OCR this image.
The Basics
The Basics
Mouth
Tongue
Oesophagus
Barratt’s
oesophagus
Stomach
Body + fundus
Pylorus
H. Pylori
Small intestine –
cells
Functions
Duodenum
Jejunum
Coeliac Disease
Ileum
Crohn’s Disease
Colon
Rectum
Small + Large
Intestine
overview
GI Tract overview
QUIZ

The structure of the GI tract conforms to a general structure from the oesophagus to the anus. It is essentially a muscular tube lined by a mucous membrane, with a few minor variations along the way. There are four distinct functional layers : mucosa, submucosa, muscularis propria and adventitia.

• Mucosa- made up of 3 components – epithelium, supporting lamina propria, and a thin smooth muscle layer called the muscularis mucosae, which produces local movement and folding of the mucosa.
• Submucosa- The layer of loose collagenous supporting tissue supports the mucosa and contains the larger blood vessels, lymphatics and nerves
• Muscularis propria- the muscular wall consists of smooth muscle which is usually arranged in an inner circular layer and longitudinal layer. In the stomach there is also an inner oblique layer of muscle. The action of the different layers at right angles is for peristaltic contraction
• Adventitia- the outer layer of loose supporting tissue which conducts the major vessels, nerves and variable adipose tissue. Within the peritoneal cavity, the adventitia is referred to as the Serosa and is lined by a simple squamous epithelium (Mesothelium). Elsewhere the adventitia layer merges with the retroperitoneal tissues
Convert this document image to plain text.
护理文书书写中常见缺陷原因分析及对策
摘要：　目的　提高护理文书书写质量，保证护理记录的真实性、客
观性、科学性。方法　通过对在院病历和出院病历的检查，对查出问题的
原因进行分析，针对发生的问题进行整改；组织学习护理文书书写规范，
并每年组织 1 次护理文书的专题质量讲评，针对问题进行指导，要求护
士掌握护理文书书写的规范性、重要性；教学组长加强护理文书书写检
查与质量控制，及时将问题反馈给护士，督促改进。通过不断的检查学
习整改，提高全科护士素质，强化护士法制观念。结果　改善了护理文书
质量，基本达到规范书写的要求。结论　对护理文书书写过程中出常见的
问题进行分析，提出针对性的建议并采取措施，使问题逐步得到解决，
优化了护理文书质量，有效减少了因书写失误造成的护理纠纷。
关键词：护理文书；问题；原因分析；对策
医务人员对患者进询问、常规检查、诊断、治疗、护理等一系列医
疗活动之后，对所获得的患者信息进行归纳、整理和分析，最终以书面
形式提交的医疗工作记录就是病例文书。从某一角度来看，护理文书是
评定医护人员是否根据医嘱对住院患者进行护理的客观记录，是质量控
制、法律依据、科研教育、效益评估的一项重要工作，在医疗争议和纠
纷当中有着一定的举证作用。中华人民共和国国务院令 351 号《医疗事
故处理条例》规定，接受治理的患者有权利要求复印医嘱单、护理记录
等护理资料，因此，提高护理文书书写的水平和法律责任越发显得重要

### Do this
Find the lines above that contain the word "tissue" and collect them.

### Output for this exercise
• Submucosa- The layer of loose collagenous supporting tissue supports the mucosa and contains the larger blood vessels, lymphatics and nerves
• Adventitia- the outer layer of loose supporting tissue which conducts the major vessels, nerves and variable adipose tissue. Within the peritoneal cavity, the adventitia is referred to as the Serosa and is lined by a simple squamous epithelium (Mesothelium). Elsewhere the adventitia layer merges with the retroperitoneal tissues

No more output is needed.